**WHAT IS ASKED:** List each line of the data that holds the word "Users".

**Data items:**

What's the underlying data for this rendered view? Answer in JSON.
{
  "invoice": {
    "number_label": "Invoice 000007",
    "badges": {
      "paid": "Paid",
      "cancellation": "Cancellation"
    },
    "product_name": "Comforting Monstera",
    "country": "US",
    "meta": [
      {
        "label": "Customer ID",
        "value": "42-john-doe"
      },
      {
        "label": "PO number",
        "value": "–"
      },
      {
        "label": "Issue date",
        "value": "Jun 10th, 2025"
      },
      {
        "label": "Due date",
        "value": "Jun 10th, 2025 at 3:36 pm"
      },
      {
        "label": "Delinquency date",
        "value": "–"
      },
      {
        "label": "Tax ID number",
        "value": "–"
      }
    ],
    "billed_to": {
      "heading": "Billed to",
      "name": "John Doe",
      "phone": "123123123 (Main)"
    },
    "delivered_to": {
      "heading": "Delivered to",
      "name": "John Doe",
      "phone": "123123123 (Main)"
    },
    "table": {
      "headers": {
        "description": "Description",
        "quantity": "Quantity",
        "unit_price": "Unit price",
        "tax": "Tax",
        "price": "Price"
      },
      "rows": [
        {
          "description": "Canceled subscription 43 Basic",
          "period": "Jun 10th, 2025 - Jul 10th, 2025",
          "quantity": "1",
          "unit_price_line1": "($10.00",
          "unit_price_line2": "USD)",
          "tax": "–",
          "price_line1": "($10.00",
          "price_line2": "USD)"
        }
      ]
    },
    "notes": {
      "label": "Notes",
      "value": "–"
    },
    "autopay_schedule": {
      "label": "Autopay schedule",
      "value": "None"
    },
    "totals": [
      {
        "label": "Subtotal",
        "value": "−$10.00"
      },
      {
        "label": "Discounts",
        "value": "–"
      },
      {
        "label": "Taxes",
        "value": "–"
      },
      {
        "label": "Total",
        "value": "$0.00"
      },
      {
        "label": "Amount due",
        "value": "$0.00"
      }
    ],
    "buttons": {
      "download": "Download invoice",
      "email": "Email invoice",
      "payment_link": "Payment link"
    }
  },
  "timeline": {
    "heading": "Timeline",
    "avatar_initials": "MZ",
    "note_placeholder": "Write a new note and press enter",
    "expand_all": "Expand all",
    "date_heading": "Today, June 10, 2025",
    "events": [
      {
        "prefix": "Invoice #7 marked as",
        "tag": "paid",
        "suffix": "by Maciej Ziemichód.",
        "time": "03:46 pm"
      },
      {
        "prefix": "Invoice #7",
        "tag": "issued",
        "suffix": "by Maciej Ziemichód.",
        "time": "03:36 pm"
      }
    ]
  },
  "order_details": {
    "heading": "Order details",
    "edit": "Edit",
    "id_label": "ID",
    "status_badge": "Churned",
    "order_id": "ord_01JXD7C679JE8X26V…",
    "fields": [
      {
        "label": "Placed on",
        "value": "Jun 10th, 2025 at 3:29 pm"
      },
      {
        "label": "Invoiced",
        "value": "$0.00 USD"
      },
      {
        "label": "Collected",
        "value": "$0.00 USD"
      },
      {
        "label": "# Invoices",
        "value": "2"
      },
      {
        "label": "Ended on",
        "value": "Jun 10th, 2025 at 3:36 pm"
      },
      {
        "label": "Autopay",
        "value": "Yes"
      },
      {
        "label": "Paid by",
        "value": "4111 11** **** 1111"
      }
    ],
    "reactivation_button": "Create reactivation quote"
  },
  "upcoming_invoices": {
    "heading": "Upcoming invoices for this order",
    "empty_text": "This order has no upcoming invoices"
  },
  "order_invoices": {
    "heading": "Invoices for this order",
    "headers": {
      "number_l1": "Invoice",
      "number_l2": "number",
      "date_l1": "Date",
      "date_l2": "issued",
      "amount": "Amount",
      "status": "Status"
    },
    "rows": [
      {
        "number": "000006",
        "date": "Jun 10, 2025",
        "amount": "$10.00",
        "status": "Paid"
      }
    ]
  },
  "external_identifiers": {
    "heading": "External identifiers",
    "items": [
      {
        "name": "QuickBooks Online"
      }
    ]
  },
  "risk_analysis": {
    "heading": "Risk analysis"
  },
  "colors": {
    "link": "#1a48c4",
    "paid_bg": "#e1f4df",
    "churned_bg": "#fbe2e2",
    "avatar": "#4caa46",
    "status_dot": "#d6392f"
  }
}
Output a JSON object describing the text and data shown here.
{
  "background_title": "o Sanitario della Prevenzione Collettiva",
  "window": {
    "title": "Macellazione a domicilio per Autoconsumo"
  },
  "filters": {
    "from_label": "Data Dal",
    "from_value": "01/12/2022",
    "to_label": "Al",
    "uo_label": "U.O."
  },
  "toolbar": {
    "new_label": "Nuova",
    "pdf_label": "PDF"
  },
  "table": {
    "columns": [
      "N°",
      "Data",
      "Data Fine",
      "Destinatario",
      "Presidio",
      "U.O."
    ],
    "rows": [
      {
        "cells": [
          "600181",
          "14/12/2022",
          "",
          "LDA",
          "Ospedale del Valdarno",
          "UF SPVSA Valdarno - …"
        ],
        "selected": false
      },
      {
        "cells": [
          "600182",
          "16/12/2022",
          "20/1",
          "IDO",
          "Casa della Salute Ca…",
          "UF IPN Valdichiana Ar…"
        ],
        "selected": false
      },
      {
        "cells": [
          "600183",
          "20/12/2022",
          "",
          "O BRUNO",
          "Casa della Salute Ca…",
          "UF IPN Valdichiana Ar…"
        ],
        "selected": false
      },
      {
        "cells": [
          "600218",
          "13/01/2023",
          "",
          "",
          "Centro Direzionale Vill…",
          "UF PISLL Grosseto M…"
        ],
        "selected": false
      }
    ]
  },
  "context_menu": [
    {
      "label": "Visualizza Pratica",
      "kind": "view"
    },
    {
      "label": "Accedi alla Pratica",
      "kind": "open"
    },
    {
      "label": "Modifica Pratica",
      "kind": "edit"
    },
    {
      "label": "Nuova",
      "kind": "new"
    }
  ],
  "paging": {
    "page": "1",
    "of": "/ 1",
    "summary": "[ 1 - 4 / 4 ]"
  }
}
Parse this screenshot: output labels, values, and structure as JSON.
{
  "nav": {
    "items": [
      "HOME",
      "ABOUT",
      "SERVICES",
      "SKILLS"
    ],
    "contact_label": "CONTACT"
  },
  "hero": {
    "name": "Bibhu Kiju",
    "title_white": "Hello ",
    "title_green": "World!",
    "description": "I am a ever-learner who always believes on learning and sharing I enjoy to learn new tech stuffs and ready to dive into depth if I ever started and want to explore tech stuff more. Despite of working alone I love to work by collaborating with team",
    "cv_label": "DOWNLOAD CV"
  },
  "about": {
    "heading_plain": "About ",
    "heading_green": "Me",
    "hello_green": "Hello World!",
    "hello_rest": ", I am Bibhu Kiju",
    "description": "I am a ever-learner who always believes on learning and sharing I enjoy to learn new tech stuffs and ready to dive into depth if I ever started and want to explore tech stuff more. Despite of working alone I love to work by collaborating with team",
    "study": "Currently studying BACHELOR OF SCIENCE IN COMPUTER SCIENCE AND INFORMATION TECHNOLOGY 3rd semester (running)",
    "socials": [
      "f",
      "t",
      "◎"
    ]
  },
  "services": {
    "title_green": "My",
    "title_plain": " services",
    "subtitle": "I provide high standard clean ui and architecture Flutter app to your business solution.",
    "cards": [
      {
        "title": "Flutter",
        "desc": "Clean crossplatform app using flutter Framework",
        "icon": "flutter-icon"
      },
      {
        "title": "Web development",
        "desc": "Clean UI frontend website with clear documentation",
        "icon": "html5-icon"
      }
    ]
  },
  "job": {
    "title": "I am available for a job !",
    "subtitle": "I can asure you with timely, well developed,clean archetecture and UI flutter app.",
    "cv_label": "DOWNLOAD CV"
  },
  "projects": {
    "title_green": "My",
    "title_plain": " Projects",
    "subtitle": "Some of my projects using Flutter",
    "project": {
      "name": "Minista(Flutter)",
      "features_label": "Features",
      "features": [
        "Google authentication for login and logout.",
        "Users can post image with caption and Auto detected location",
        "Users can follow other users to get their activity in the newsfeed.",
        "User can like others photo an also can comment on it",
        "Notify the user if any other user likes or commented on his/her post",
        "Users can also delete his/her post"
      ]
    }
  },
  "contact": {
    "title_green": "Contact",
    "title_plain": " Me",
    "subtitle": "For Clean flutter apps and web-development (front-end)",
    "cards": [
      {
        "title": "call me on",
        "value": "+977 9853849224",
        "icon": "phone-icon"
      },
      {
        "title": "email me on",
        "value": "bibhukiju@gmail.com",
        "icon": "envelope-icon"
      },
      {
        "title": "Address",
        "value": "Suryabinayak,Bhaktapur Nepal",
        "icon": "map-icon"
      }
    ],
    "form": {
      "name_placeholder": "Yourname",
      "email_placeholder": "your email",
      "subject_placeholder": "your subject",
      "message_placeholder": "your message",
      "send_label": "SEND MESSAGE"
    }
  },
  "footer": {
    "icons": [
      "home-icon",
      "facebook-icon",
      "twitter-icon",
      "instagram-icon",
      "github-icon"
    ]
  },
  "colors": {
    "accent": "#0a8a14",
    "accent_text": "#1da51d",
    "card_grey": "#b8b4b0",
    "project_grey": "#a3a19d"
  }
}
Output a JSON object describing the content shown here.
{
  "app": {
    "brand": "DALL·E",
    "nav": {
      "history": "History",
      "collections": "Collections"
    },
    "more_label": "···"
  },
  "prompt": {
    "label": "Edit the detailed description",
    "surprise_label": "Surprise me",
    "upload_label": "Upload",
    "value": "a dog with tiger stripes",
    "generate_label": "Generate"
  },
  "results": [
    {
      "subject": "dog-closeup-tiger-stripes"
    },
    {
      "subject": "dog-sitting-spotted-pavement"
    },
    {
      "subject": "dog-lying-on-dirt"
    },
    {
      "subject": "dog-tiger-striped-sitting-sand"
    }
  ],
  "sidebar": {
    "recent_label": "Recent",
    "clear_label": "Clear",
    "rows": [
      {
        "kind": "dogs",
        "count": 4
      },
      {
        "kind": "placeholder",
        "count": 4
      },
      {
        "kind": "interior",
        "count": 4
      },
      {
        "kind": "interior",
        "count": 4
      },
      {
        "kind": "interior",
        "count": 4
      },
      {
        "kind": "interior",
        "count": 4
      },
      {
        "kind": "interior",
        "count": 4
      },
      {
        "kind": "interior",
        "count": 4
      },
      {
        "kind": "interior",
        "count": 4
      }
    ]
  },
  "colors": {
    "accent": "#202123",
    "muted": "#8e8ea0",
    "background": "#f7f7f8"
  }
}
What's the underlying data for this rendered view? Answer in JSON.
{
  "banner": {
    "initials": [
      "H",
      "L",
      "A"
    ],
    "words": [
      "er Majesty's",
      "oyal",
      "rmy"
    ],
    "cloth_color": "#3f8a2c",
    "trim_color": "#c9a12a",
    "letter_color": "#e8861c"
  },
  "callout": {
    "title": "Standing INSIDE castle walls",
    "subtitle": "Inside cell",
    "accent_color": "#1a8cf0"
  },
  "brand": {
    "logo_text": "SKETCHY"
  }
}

**WRITTEN RESPONSE:**
        "Users can post image with caption and Auto detected location",
        "Users can follow other users to get their activity in the newsfeed.",
        "Users can also delete his/her post"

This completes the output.